Exercise requirements:
Retype each entry below exactly as it stands.

Recorded data:
——————

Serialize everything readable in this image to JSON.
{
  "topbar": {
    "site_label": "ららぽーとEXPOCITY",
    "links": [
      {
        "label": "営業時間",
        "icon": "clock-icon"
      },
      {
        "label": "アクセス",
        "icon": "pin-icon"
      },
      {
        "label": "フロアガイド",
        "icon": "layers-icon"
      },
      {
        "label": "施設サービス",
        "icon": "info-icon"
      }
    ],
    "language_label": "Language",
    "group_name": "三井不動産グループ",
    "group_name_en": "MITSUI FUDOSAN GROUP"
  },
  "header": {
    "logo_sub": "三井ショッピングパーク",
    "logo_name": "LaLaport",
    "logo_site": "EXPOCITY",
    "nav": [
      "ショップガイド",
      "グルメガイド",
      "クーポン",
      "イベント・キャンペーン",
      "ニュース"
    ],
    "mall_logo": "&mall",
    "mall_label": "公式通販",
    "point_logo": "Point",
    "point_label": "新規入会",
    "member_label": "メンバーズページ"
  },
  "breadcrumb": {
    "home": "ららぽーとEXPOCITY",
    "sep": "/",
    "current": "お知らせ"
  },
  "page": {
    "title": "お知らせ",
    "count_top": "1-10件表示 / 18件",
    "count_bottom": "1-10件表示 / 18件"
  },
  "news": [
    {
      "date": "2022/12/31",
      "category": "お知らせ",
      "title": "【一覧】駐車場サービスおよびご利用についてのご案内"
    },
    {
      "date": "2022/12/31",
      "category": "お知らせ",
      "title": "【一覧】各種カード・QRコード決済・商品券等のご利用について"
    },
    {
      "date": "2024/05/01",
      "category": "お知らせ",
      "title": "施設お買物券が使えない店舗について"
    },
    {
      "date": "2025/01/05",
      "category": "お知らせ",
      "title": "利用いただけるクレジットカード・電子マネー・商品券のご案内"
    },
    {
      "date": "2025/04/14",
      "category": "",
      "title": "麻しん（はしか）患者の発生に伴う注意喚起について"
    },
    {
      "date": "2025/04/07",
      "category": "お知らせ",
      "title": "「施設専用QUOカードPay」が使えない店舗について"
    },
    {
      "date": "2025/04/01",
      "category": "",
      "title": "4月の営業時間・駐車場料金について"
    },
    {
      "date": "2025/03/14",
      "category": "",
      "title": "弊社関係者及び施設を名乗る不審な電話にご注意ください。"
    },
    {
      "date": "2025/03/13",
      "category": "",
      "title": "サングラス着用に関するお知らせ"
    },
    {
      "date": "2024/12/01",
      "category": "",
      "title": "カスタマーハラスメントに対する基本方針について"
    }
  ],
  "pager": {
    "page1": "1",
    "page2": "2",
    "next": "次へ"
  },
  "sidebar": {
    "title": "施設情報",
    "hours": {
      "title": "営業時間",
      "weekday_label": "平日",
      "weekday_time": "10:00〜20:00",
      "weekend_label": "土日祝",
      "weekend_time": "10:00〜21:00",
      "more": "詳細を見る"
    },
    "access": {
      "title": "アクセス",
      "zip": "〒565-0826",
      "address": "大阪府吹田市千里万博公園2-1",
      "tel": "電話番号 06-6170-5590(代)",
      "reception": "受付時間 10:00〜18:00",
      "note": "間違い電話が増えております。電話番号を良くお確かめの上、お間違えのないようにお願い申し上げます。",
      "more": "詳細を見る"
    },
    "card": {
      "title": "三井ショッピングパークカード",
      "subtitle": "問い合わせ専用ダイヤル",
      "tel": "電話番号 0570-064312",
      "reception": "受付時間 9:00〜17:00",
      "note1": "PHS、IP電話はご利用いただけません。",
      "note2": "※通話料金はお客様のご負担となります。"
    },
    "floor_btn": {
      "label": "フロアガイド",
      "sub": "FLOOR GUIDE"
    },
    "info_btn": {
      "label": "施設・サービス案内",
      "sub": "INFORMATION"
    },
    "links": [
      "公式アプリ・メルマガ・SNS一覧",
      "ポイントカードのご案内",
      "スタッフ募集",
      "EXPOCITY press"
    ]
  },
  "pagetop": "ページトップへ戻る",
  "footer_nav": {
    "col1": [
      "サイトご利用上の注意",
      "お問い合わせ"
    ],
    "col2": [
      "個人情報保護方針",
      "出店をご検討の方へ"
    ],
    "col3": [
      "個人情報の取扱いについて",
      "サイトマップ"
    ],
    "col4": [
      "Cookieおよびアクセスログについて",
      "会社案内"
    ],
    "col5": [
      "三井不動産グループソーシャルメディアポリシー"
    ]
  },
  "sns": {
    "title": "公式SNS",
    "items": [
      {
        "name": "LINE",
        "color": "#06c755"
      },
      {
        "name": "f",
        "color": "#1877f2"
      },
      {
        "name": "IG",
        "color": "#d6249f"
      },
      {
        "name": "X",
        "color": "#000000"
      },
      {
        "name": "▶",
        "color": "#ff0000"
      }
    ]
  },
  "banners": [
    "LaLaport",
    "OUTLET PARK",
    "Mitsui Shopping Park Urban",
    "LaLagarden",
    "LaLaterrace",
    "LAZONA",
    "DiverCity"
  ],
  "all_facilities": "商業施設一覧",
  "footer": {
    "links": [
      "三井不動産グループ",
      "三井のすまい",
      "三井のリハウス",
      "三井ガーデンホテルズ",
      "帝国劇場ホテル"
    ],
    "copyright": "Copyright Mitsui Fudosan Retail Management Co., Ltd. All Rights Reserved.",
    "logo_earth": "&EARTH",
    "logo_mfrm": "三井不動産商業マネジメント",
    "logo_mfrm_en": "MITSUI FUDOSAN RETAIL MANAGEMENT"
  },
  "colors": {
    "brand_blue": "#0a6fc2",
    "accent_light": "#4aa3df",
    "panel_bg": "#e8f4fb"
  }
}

——————

Full answer:
Serialize everything readable in this image to JSON.
{
  "topbar": {
    "site_label": "ららぽーとEXPOCITY",
    "links": [
      {
        "label": "営業時間",
        "icon": "clock-icon"
      },
      {
        "label": "アクセス",
        "icon": "pin-icon"
      },
      {
        "label": "フロアガイド",
        "icon": "layers-icon"
      },
      {
        "label": "施設サービス",
        "icon": "info-icon"
      }
    ],
    "language_label": "Language",
    "group_name": "三井不動産グループ",
    "group_name_en": "MITSUI FUDOSAN GROUP"
  },
  "header": {
    "logo_sub": "三井ショッピングパーク",
    "logo_name": "LaLaport",
    "logo_site": "EXPOCITY",
    "nav": [
      "ショップガイド",
      "グルメガイド",
      "クーポン",
      "イベント・キャンペーン",
      "ニュース"
    ],
    "mall_logo": "&mall",
    "mall_label": "公式通販",
    "point_logo": "Point",
    "point_label": "新規入会",
    "member_label": "メンバーズページ"
  },
  "breadcrumb": {
    "home": "ららぽーとEXPOCITY",
    "sep": "/",
    "current": "お知らせ"
  },
  "page": {
    "title": "お知らせ",
    "count_top": "1-10件表示 / 18件",
    "count_bottom": "1-10件表示 / 18件"
  },
  "news": [
    {
      "date": "2022/12/31",
      "category": "お知らせ",
      "title": "【一覧】駐車場サービスおよびご利用についてのご案内"
    },
    {
      "date": "2022/12/31",
      "category": "お知らせ",
      "title": "【一覧】各種カード・QRコード決済・商品券等のご利用について"
    },
    {
      "date": "2024/05/01",
      "category": "お知らせ",
      "title": "施設お買物券が使えない店舗について"
    },
    {
      "date": "2025/01/05",
      "category": "お知らせ",
      "title": "利用いただけるクレジットカード・電子マネー・商品券のご案内"
    },
    {
      "date": "2025/04/14",
      "category": "",
      "title": "麻しん（はしか）患者の発生に伴う注意喚起について"
    },
    {
      "date": "2025/04/07",
      "category": "お知らせ",
      "title": "「施設専用QUOカードPay」が使えない店舗について"
    },
    {
      "date": "2025/04/01",
      "category": "",
      "title": "4月の営業時間・駐車場料金について"
    },
    {
      "date": "2025/03/14",
      "category": "",
      "title": "弊社関係者及び施設を名乗る不審な電話にご注意ください。"
    },
    {
      "date": "2025/03/13",
      "category": "",
      "title": "サングラス着用に関するお知らせ"
    },
    {
      "date": "2024/12/01",
      "category": "",
      "title": "カスタマーハラスメントに対する基本方針について"
    }
  ],
  "pager": {
    "page1": "1",
    "page2": "2",
    "next": "次へ"
  },
  "sidebar": {
    "title": "施設情報",
    "hours": {
      "title": "営業時間",
      "weekday_label": "平日",
      "weekday_time": "10:00〜20:00",
      "weekend_label": "土日祝",
      "weekend_time": "10:00〜21:00",
      "more": "詳細を見る"
    },
    "access": {
      "title": "アクセス",
      "zip": "〒565-0826",
      "address": "大阪府吹田市千里万博公園2-1",
      "tel": "電話番号 06-6170-5590(代)",
      "reception": "受付時間 10:00〜18:00",
      "note": "間違い電話が増えております。電話番号を良くお確かめの上、お間違えのないようにお願い申し上げます。",
      "more": "詳細を見る"
    },
    "card": {
      "title": "三井ショッピングパークカード",
      "subtitle": "問い合わせ専用ダイヤル",
      "tel": "電話番号 0570-064312",
      "reception": "受付時間 9:00〜17:00",
      "note1": "PHS、IP電話はご利用いただけません。",
      "note2": "※通話料金はお客様のご負担となります。"
    },
    "floor_btn": {
      "label": "フロアガイド",
      "sub": "FLOOR GUIDE"
    },
    "info_btn": {
      "label": "施設・サービス案内",
      "sub": "INFORMATION"
    },
    "links": [
      "公式アプリ・メルマガ・SNS一覧",
      "ポイントカードのご案内",
      "スタッフ募集",
      "EXPOCITY press"
    ]
  },
  "pagetop": "ページトップへ戻る",
  "footer_nav": {
    "col1": [
      "サイトご利用上の注意",
      "お問い合わせ"
    ],
    "col2": [
      "個人情報保護方針",
      "出店をご検討の方へ"
    ],
    "col3": [
      "個人情報の取扱いについて",
      "サイトマップ"
    ],
    "col4": [
      "Cookieおよびアクセスログについて",
      "会社案内"
    ],
    "col5": [
      "三井不動産グループソーシャルメディアポリシー"
    ]
  },
  "sns": {
    "title": "公式SNS",
    "items": [
      {
        "name": "LINE",
        "color": "#06c755"
      },
      {
        "name": "f",
        "color": "#1877f2"
      },
      {
        "name": "IG",
        "color": "#d6249f"
      },
      {
        "name": "X",
        "color": "#000000"
      },
      {
        "name": "▶",
        "color": "#ff0000"
      }
    ]
  },
  "banners": [
    "LaLaport",
    "OUTLET PARK",
    "Mitsui Shopping Park Urban",
    "LaLagarden",
    "LaLaterrace",
    "LAZONA",
    "DiverCity"
  ],
  "all_facilities": "商業施設一覧",
  "footer": {
    "links": [
      "三井不動産グループ",
      "三井のすまい",
      "三井のリハウス",
      "三井ガーデンホテルズ",
      "帝国劇場ホテル"
    ],
    "copyright": "Copyright Mitsui Fudosan Retail Management Co., Ltd. All Rights Reserved.",
    "logo_earth": "&EARTH",
    "logo_mfrm": "三井不動産商業マネジメント",
    "logo_mfrm_en": "MITSUI FUDOSAN RETAIL MANAGEMENT"
  },
  "colors": {
    "brand_blue": "#0a6fc2",
    "accent_light": "#4aa3df",
    "panel_bg": "#e8f4fb"
  }
}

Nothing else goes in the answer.